Stored items:
>>>>

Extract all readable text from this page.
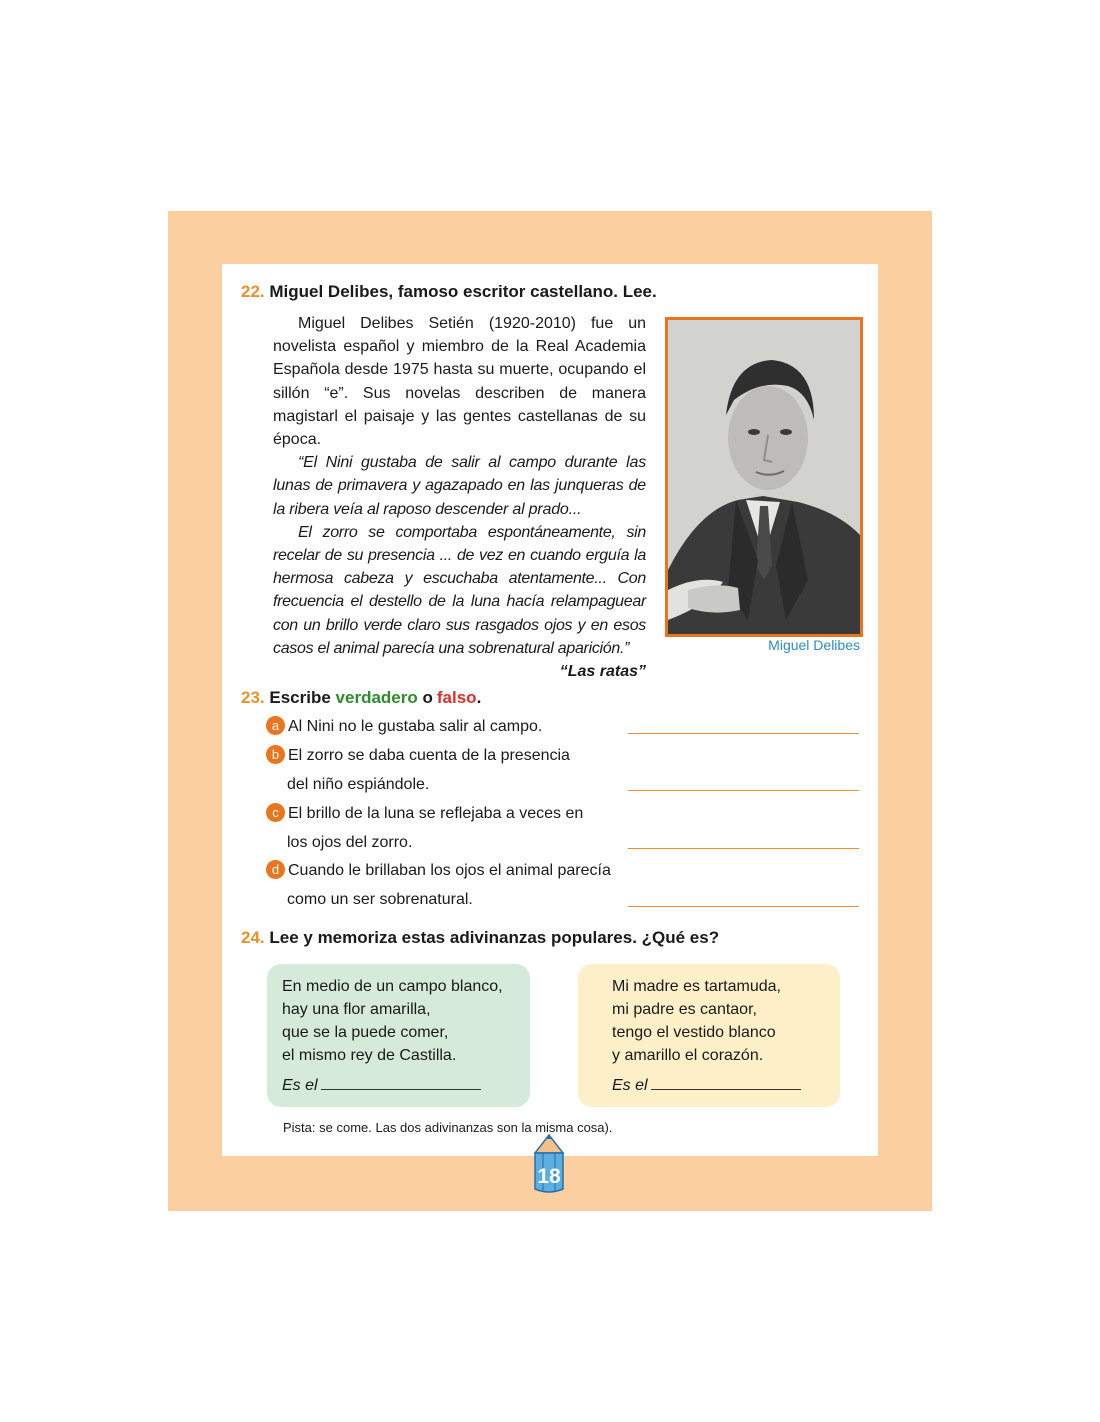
22. Miguel Delibes, famoso escritor castellano. Lee.

Miguel Delibes Setién (1920-2010) fue un novelista español y miembro de la Real Academia Española desde 1975 hasta su muerte, ocupando el sillón “e”. Sus novelas describen de manera magistarl el paisaje y las gentes castellanas de su época.

“El Nini gustaba de salir al campo durante las lunas de primavera y agazapado en las junqueras de la ribera veía al raposo descender al prado...

El zorro se comportaba espontáneamente, sin recelar de su presencia ... de vez en cuando erguía la hermosa cabeza y escuchaba atentamente... Con frecuencia el destello de la luna hacía relampaguear con un brillo verde claro sus rasgados ojos y en esos casos el animal parecía una sobrenatural aparición.”

“Las ratas”

Miguel Delibes
23. Escribe verdadero o falso.
a Al Nini no le gustaba salir al campo.
b El zorro se daba cuenta de la presencia
del niño espiándole.
c El brillo de la luna se reflejaba a veces en
los ojos del zorro.
d Cuando le brillaban los ojos el animal parecía
como un ser sobrenatural.
24. Lee y memoriza estas adivinanzas populares. ¿Qué es?
En medio de un campo blanco,
hay una flor amarilla,
que se la puede comer,
el mismo rey de Castilla.
Es el
Mi madre es tartamuda,
mi padre es cantaor,
tengo el vestido blanco
y amarillo el corazón.
Es el
Pista: se come. Las dos adivinanzas son la misma cosa).
18
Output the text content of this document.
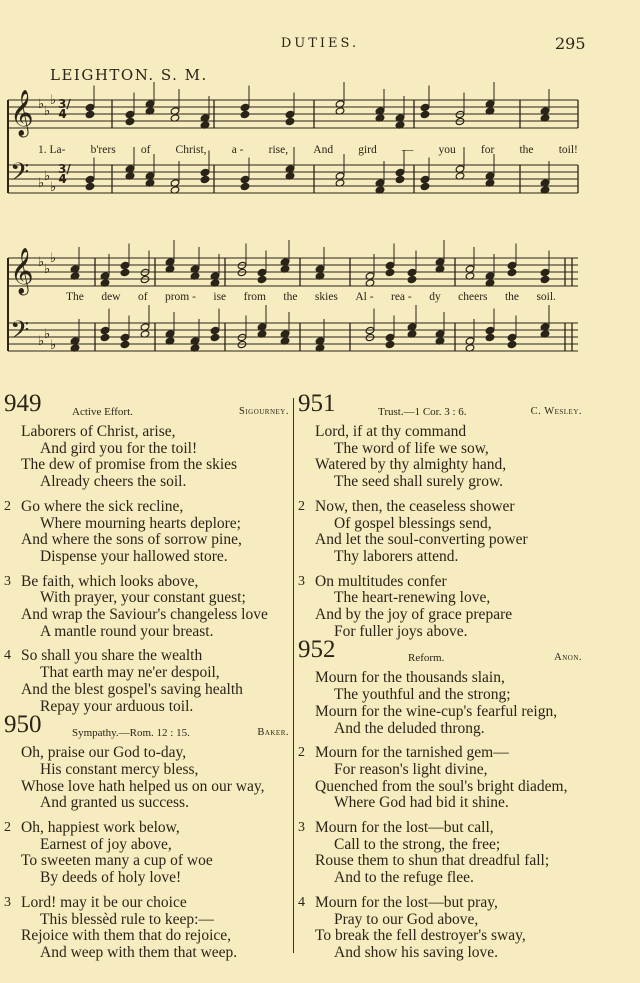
DUTIES.	295
LEIGHTON. S. M.
𝄞 ♭ ♭
♭
𝄢 ♭ ♭
♭
𝄞 ♭ ♭
♭
𝄢 ♭ ♭
♭
3/4
3/4
1. La- b'rers of Christ, a - rise, And gird — you for the toil!
The dew of prom - ise from the skies Al - rea - dy cheers the soil.
949	Active Effort.	Sigourney.
Laborers of Christ, arise,
And gird you for the toil!
The dew of promise from the skies
Already cheers the soil.
2 Go where the sick recline,
Where mourning hearts deplore;
And where the sons of sorrow pine,
Dispense your hallowed store.
3 Be faith, which looks above,
With prayer, your constant guest;
And wrap the Saviour's changeless love
A mantle round your breast.
4 So shall you share the wealth
That earth may ne'er despoil,
And the blest gospel's saving health
Repay your arduous toil.
950	Sympathy.—Rom. 12 : 15.	Baker.
Oh, praise our God to-day,
His constant mercy bless,
Whose love hath helped us on our way,
And granted us success.
2 Oh, happiest work below,
Earnest of joy above,
To sweeten many a cup of woe
By deeds of holy love!
3 Lord! may it be our choice
This blessèd rule to keep:—
Rejoice with them that do rejoice,
And weep with them that weep.
951	Trust.—1 Cor. 3 : 6.	C. Wesley.
Lord, if at thy command
The word of life we sow,
Watered by thy almighty hand,
The seed shall surely grow.
2 Now, then, the ceaseless shower
Of gospel blessings send,
And let the soul-converting power
Thy laborers attend.
3 On multitudes confer
The heart-renewing love,
And by the joy of grace prepare
For fuller joys above.
952	Reform.	Anon.
Mourn for the thousands slain,
The youthful and the strong;
Mourn for the wine-cup's fearful reign,
And the deluded throng.
2 Mourn for the tarnished gem—
For reason's light divine,
Quenched from the soul's bright diadem,
Where God had bid it shine.
3 Mourn for the lost—but call,
Call to the strong, the free;
Rouse them to shun that dreadful fall;
And to the refuge flee.
4 Mourn for the lost—but pray,
Pray to our God above,
To break the fell destroyer's sway,
And show his saving love.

<<<<

WHAT YOU WILL DO: Find the lines that include the string "skies", then copy each of them.

ANSWER TO THE PROBLEM:
The dew of prom - ise from the skies Al - rea - dy cheers the soil.
The dew of promise from the skies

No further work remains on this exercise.